世界最高のウィスキーに選ばれたサントリーの「シングルモルトウイスキー山崎シェリーカスク2013」
世界最高のウィスキーに選ばれたサントリーの「シングルモルトウイスキー山崎シェリーカスク2013」
「シングルモルトウイスキー山崎シェリーカスク2013」が、100点満点中97・5点の高得点を獲得し、「世界最高のウイスキー」に選出された。日本産ウイスキーがトップを獲得するのはガイド本創刊12年の歴史で初めてという。
「山崎」が世界最高のウイスキーに スコッチは上位逃す:朝日新聞デジタル

「マッサン」の舞台、スコッチ

 スコットランドのウイスキーであるスコッチは、ウイスキーの元祖として知られています。NHKの朝の連続テレビドラマ「マッサン」では、主人公がウイスキー作りを学ぶ本場としてスコットランドが登場します。ドラマのモデル、竹鶴政孝、リタ夫妻が出会ったのもスコットランドです。

記述課題 A
本文によると、「シングルモルトウイスキー山崎シェリーカスク2013」は100点満点中何点を取りましたか。
記述課題 B
本文の「スコットランドのウイスキーであるスコッチは、ウイスキーの元祖として知られています。」を英語に訳してください。
記述課題 C
ウイスキーについての本文の続きを、最後の文のあとから書いてください。

データの行
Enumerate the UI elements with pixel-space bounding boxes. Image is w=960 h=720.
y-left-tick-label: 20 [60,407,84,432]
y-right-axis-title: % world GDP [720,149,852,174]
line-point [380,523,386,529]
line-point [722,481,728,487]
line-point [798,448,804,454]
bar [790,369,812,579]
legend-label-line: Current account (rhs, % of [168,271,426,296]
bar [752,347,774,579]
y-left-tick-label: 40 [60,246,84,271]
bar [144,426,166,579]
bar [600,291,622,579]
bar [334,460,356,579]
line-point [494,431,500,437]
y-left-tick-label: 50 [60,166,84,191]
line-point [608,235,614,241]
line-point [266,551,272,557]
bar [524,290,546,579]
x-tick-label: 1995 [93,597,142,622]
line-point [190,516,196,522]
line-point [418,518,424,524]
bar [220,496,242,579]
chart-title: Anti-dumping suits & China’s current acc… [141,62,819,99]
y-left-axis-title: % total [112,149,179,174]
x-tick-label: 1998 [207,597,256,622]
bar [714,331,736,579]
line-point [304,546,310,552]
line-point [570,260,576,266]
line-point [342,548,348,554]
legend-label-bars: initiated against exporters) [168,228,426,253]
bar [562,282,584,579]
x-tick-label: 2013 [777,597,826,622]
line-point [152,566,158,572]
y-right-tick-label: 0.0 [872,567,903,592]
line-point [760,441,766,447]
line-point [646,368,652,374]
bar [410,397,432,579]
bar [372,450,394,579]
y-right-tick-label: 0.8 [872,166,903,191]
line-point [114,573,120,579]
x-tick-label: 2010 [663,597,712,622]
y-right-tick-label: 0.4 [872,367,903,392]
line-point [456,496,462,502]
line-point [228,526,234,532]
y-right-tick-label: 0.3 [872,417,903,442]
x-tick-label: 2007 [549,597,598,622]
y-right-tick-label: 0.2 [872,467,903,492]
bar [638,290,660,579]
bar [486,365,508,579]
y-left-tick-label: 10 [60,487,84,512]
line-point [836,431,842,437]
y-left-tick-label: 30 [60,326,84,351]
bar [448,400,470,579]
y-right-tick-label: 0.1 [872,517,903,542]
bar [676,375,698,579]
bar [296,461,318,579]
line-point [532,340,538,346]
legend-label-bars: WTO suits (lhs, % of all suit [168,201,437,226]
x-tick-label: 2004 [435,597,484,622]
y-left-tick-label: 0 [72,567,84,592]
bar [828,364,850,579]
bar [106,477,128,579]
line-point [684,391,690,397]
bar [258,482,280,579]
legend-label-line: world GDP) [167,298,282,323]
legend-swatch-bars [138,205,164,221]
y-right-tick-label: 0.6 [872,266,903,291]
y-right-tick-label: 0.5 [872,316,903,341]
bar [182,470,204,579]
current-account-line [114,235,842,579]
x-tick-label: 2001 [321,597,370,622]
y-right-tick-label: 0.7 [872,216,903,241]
--
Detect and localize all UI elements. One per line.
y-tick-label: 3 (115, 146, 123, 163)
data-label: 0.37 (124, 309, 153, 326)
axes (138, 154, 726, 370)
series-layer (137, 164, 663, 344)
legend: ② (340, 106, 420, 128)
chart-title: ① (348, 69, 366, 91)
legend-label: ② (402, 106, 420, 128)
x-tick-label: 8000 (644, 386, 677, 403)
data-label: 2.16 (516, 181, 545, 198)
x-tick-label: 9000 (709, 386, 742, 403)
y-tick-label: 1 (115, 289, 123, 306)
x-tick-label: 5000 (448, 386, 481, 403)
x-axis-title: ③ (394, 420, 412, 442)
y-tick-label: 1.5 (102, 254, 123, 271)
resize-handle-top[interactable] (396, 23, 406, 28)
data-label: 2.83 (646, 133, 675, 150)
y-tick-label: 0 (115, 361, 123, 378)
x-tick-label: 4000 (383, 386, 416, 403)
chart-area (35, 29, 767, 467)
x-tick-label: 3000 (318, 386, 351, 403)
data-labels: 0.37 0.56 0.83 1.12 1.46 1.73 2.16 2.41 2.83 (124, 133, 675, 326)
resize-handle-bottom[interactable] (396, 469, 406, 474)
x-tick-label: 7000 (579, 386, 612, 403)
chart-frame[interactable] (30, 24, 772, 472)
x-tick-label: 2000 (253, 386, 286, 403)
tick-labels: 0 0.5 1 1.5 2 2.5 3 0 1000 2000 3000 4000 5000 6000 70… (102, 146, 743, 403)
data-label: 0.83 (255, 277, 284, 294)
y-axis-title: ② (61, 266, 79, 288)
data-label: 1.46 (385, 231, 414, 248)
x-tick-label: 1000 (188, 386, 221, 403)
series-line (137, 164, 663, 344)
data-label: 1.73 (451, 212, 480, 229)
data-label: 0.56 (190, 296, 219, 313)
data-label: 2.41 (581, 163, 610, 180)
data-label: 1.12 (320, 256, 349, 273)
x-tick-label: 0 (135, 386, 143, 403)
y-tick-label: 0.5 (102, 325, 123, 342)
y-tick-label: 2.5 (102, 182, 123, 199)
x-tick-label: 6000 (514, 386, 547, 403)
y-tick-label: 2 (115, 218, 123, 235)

解答 A
97・5点です。

解答 B
Scotch, the whisky of Scotland, is known as the original whisky.

解答 C
「マッサン」のモデル、ニッカウヰスキー社長の竹鶴政孝さん=1964年3月
「マッサン」のモデル、ニッカウヰスキー社長の竹鶴政孝さん=1964年3月

背景に原酒不足

 スコッチ文化研究所長の土屋守さんは、今回の選考の背景について、空前のスコッチブームがあると指摘します。スコッチは現在、世界的に人気となっていて原酒不足になっています。そのため、最近では熟成年数を示さない「ノン・エイジ・ステートメント(NAS)」という銘柄が増えています。このNAS銘柄に対して、ウイスキー愛好家の中には、厳格なスコッチの作り方から逸脱しているという声が出ているのです。

スコッチの香りや味を楽しむ人たち=2009年4月18日
スコッチの香りや味を楽しむ人たち=2009年4月18日

スコッチ業界への警鐘?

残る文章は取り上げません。